## Exercise prompt:
Pick out each line of the records in which the word "Dict" appears.

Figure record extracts
◇ ◇ ◇ ◇ ◇
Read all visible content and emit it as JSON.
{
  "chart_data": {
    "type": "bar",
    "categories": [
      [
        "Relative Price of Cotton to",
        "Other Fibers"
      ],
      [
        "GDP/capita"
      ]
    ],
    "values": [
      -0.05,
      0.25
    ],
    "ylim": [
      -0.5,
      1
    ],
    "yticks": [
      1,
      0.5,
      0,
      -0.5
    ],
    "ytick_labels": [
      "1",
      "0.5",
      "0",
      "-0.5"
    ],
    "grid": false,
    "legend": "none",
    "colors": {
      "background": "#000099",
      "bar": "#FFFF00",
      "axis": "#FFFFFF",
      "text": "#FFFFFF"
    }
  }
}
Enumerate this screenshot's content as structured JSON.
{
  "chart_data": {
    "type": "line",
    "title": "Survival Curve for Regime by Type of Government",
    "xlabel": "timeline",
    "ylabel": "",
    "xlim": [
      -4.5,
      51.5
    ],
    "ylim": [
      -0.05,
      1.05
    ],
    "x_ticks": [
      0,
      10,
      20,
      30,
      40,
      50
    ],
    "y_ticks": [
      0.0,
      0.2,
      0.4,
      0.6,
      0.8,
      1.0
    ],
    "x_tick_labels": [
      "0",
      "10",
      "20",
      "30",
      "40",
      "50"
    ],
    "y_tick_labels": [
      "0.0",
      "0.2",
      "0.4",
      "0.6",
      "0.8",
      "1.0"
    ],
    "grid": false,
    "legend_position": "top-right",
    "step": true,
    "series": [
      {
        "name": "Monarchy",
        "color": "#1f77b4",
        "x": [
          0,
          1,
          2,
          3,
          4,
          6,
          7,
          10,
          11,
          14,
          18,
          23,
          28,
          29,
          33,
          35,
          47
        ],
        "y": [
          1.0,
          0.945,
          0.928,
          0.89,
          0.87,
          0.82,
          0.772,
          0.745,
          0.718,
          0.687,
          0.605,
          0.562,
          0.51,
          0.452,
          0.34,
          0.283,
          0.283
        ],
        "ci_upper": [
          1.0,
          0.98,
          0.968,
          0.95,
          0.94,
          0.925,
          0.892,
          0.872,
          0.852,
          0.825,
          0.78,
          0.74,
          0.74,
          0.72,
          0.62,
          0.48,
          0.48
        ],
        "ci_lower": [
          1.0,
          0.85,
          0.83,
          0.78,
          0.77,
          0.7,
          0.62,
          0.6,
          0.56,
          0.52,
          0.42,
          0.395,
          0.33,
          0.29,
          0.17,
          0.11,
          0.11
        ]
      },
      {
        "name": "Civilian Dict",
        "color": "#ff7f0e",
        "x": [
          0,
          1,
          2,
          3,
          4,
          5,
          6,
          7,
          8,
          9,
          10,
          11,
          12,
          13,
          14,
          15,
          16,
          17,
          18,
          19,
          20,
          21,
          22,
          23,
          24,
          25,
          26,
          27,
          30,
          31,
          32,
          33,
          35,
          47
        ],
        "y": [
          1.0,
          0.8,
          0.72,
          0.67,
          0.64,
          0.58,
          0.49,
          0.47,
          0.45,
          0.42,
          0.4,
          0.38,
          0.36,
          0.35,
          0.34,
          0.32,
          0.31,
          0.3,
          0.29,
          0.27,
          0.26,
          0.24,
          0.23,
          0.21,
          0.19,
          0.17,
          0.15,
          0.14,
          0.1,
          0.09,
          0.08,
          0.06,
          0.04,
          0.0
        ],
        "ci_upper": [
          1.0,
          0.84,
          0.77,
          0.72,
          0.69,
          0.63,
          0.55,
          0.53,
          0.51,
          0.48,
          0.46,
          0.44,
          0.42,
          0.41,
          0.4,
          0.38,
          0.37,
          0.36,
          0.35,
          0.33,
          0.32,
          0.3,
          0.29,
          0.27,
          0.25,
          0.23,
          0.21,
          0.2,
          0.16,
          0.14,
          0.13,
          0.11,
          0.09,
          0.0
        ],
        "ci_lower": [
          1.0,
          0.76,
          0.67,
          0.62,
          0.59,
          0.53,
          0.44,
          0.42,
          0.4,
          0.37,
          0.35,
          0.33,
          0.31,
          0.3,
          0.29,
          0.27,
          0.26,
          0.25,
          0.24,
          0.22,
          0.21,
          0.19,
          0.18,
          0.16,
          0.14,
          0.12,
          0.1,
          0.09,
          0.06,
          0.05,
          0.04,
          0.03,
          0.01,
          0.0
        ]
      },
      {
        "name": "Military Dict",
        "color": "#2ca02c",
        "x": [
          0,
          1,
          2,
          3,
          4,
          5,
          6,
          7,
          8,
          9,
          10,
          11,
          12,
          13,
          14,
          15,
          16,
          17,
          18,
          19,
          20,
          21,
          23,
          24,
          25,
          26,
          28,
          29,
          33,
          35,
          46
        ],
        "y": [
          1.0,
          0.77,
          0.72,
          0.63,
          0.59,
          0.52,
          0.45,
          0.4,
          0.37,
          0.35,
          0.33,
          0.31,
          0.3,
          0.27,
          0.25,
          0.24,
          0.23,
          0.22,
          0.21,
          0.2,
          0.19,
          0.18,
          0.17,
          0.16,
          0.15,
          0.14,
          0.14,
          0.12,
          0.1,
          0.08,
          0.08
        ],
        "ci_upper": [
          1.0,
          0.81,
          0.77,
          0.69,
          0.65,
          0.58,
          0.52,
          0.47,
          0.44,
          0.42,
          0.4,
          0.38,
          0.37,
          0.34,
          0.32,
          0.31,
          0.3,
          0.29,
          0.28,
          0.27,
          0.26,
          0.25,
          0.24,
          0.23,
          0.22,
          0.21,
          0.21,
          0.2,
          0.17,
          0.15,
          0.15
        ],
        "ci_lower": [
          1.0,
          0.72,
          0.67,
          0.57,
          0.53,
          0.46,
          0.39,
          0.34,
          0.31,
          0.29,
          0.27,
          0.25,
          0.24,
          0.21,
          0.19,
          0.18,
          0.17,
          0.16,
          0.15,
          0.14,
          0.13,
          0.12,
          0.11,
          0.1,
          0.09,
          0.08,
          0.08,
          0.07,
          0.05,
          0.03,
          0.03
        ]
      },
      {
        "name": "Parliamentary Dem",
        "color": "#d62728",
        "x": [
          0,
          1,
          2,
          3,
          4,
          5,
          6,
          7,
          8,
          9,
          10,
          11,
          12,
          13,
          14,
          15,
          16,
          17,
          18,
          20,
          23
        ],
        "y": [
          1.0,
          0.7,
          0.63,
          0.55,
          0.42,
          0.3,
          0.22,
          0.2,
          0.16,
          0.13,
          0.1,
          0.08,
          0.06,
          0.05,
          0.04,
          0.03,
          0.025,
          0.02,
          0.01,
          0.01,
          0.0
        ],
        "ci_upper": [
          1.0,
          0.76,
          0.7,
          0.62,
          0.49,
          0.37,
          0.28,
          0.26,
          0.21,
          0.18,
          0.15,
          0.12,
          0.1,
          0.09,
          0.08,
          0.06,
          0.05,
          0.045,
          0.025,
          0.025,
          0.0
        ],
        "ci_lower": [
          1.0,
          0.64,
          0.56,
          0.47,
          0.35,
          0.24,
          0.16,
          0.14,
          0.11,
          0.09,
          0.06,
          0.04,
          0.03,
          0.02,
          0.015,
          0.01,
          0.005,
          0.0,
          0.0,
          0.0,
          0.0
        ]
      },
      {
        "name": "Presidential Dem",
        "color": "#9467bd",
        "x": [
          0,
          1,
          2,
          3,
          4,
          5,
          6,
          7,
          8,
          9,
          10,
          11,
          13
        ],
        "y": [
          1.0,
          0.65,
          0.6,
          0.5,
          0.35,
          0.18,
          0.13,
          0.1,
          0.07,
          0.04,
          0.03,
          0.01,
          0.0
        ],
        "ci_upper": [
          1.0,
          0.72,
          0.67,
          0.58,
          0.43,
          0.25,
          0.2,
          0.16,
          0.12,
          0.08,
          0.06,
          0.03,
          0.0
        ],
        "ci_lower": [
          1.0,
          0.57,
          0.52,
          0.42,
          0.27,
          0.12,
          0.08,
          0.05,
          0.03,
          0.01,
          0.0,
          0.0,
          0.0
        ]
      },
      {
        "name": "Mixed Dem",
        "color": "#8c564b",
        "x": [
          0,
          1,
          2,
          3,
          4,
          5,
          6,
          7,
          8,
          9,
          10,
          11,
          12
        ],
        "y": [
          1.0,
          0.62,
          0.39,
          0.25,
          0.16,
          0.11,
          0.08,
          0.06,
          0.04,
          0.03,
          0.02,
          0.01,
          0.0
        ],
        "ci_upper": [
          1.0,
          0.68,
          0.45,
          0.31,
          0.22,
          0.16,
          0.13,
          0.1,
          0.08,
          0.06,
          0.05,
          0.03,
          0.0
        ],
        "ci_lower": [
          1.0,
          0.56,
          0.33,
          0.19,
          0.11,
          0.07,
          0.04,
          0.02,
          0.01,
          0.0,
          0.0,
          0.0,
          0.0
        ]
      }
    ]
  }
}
◇ ◇ ◇ ◇ ◇
## Output of the task:
        "name": "Civilian Dict",
        "name": "Military Dict",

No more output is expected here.